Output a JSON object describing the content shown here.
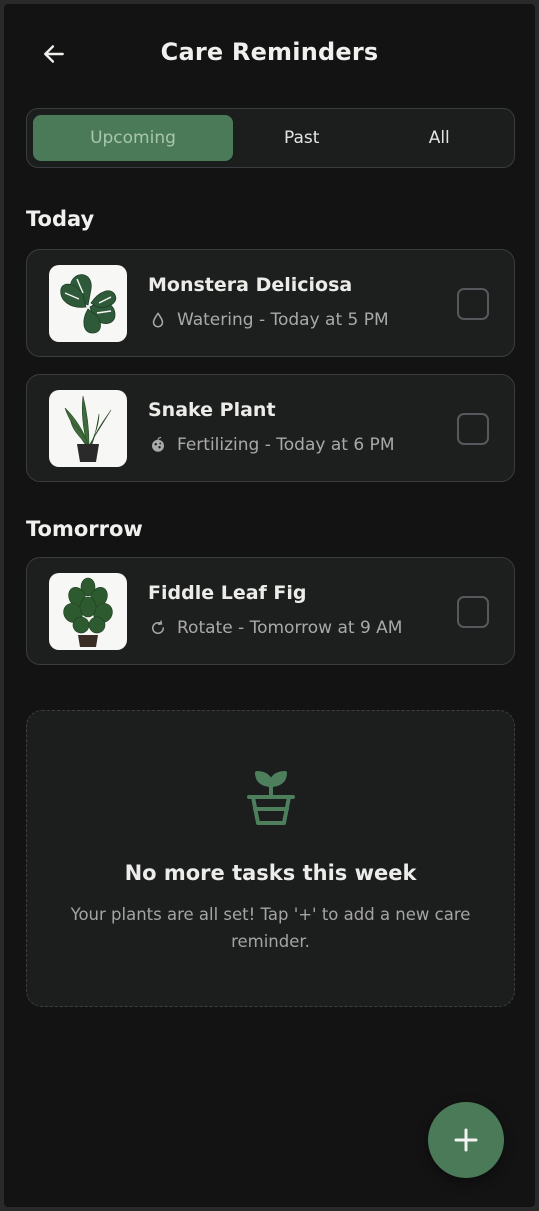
{
  "header": {
    "title": "Care Reminders"
  },
  "tabs": [
    {
      "label": "Upcoming",
      "active": true
    },
    {
      "label": "Past",
      "active": false
    },
    {
      "label": "All",
      "active": false
    }
  ],
  "sections": [
    {
      "label": "Today",
      "items": [
        {
          "name": "Monstera Deliciosa",
          "task": "Watering - Today at 5 PM",
          "icon": "water-drop-icon"
        },
        {
          "name": "Snake Plant",
          "task": "Fertilizing - Today at 6 PM",
          "icon": "fertilizer-icon"
        }
      ]
    },
    {
      "label": "Tomorrow",
      "items": [
        {
          "name": "Fiddle Leaf Fig",
          "task": "Rotate - Tomorrow at 9 AM",
          "icon": "rotate-icon"
        }
      ]
    }
  ],
  "empty_state": {
    "title": "No more tasks this week",
    "text": "Your plants are all set! Tap '+' to add a new care reminder.",
    "icon": "potted-sprout-icon"
  },
  "fab": {
    "icon": "plus-icon"
  },
  "colors": {
    "accent": "#4b7a58",
    "background": "#121312",
    "card": "#1d1e1e"
  }
}
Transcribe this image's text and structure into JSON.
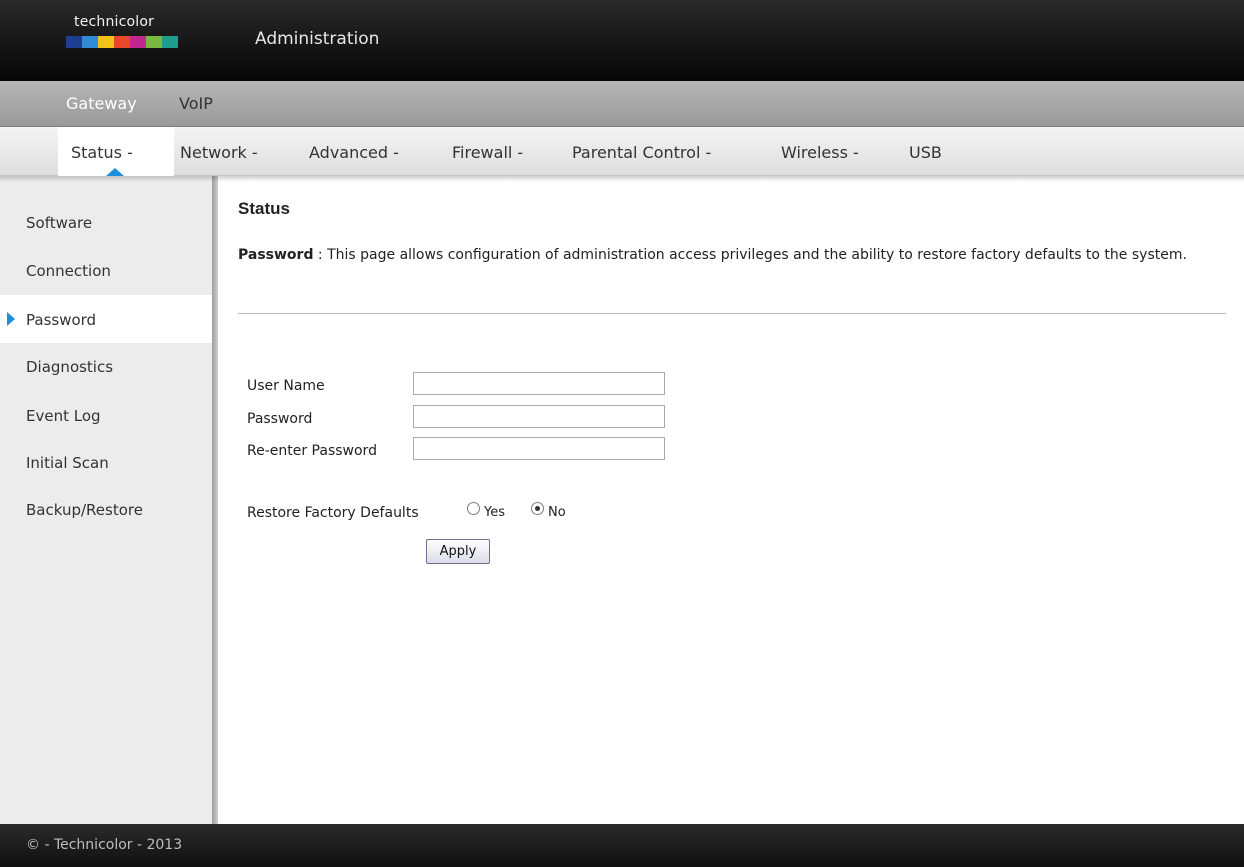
{
  "header": {
    "brand": "technicolor",
    "title": "Administration",
    "logo_colors": [
      "#1c3f8f",
      "#2f8ad8",
      "#f2c21b",
      "#e8472b",
      "#c2278f",
      "#7ab842",
      "#1f9d8c"
    ]
  },
  "topnav": {
    "items": [
      "Gateway",
      "VoIP"
    ]
  },
  "subnav": {
    "items": [
      "Status -",
      "Network -",
      "Advanced -",
      "Firewall -",
      "Parental Control -",
      "Wireless -",
      "USB"
    ],
    "active": "Status -"
  },
  "sidebar": {
    "items": [
      "Software",
      "Connection",
      "Password",
      "Diagnostics",
      "Event Log",
      "Initial Scan",
      "Backup/Restore"
    ],
    "active": "Password"
  },
  "content": {
    "title": "Status",
    "desc_label": "Password",
    "desc_text": " :  This page allows configuration of administration access privileges and the ability to restore factory defaults to the system."
  },
  "form": {
    "user_name_label": "User Name",
    "user_name_value": "",
    "password_label": "Password",
    "password_value": "",
    "reenter_label": "Re-enter Password",
    "reenter_value": "",
    "restore_label": "Restore Factory Defaults",
    "yes_label": "Yes",
    "no_label": "No",
    "restore_selected": "No",
    "apply_label": "Apply"
  },
  "footer": {
    "text": "© - Technicolor - 2013"
  },
  "colors": {
    "accent": "#1b8fd9"
  }
}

----

Search the records for the word "active" and copy every line where it occurs.

      "active": true
      "active": false
      "active": false
    "active": "Status -"
    "active": "Password"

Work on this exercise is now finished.